→ **Document structure recognition data**
• • • •

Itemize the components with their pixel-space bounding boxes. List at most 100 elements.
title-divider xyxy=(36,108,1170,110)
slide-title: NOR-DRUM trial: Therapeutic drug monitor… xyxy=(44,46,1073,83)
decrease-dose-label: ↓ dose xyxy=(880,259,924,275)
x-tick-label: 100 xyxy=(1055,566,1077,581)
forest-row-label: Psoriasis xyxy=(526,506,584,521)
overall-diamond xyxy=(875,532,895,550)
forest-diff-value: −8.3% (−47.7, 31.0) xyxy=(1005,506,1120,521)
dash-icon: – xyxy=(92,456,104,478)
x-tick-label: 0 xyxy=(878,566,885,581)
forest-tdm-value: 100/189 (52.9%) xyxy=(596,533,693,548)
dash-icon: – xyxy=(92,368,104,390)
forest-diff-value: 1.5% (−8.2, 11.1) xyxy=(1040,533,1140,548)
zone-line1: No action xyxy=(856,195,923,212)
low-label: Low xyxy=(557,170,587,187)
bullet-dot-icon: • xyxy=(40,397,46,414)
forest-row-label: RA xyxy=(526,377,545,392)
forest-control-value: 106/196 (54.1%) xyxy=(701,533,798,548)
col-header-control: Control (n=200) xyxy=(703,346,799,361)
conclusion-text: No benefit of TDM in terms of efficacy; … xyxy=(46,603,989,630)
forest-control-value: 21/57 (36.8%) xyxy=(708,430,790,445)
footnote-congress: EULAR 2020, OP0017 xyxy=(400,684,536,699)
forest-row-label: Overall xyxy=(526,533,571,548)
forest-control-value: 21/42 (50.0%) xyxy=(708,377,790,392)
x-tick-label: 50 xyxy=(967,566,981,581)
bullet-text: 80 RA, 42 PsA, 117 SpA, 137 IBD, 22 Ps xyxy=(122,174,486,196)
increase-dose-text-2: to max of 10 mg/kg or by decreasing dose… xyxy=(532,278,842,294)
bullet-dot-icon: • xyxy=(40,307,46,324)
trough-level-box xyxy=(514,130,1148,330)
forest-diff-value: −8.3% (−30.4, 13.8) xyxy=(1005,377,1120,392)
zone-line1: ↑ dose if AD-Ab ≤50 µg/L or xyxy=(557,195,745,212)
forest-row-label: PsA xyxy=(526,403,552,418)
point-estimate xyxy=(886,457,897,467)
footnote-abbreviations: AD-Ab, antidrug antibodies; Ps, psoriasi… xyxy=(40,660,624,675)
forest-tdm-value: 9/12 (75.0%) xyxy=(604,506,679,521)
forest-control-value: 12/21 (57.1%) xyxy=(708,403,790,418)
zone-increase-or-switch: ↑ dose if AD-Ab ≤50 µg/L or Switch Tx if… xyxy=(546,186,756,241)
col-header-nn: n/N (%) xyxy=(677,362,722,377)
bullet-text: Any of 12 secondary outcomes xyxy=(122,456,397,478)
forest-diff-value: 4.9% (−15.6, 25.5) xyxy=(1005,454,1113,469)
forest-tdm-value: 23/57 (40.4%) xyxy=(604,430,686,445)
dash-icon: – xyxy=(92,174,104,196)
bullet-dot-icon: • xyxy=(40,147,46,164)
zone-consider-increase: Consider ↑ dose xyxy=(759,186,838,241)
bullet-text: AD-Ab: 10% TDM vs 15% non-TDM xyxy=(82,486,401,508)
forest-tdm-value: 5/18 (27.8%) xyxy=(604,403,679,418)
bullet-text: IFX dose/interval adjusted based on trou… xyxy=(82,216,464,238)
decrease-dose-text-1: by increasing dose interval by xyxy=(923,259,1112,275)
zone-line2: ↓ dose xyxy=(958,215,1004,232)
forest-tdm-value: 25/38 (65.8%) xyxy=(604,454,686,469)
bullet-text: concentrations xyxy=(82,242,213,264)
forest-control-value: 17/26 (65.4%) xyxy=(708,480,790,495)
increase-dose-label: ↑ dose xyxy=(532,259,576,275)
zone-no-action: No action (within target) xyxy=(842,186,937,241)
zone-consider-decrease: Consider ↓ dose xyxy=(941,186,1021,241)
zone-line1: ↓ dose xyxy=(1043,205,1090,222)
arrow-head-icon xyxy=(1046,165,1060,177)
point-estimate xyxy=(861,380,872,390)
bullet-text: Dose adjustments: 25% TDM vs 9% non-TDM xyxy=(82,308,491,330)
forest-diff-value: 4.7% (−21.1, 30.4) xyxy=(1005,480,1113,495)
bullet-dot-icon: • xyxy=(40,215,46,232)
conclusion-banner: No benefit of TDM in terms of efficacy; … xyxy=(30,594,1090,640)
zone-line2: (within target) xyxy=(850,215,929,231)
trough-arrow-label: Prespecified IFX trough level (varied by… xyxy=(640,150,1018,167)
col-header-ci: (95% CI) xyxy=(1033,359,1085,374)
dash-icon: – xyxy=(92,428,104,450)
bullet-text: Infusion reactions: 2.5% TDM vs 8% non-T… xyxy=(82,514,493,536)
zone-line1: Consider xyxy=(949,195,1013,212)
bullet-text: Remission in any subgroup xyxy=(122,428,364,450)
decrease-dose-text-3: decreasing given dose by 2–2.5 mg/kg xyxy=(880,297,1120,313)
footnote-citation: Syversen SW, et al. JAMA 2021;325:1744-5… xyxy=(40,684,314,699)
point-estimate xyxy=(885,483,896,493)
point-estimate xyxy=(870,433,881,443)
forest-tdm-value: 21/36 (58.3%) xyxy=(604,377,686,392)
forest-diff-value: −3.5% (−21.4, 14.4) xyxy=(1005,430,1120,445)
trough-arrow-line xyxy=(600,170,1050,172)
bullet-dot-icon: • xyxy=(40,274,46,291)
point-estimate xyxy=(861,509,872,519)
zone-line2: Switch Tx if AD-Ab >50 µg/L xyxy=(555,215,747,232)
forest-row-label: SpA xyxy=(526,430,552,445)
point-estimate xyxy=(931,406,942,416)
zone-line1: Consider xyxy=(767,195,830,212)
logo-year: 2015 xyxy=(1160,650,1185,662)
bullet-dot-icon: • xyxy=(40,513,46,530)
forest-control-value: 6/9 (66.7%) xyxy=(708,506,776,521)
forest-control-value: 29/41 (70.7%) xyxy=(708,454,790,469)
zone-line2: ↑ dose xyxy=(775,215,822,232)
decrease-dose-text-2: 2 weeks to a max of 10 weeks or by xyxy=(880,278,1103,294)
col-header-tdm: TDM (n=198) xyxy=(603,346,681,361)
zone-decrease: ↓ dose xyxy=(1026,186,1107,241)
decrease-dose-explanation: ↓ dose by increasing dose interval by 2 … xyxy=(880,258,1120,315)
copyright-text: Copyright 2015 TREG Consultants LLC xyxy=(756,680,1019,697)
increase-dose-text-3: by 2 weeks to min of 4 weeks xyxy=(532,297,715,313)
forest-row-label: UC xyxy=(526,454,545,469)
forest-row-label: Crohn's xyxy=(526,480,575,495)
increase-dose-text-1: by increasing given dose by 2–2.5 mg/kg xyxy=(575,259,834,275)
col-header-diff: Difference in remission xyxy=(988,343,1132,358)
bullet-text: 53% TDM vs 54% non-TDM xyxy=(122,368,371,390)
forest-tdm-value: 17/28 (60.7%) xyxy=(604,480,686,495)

• • • •

Gather up every line in the data above that contains the word "decreasing", copying each one.

increase-dose-text-2: to max of 10 mg/kg or by decreasing dose… xyxy=(532,278,842,294)
decrease-dose-text-3: decreasing given dose by 2–2.5 mg/kg xyxy=(880,297,1120,313)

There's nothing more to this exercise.